*Stored data*:

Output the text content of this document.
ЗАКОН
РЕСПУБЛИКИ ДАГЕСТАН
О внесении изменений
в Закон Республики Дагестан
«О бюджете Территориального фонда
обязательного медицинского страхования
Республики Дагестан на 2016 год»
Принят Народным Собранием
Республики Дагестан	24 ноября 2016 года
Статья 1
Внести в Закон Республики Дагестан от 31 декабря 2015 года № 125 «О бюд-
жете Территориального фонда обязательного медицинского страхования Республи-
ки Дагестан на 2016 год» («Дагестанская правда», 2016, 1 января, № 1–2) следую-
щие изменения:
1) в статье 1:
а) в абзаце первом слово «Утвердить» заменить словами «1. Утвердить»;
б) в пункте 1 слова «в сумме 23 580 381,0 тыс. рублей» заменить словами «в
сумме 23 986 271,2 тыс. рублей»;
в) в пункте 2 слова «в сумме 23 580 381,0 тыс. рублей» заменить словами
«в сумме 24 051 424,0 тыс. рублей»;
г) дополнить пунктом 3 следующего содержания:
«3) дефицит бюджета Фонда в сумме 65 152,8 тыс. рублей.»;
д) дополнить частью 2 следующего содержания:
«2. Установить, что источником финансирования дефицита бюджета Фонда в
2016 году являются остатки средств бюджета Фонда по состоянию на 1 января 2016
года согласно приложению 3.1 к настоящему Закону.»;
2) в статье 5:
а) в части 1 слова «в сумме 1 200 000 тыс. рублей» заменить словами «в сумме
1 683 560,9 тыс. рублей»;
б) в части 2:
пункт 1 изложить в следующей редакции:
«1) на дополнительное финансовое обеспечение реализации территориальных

*Objective*: Pull every line containing the word "следующего" out of the material.

*The answer*:
г) дополнить пунктом 3 следующего содержания:
д) дополнить частью 2 следующего содержания:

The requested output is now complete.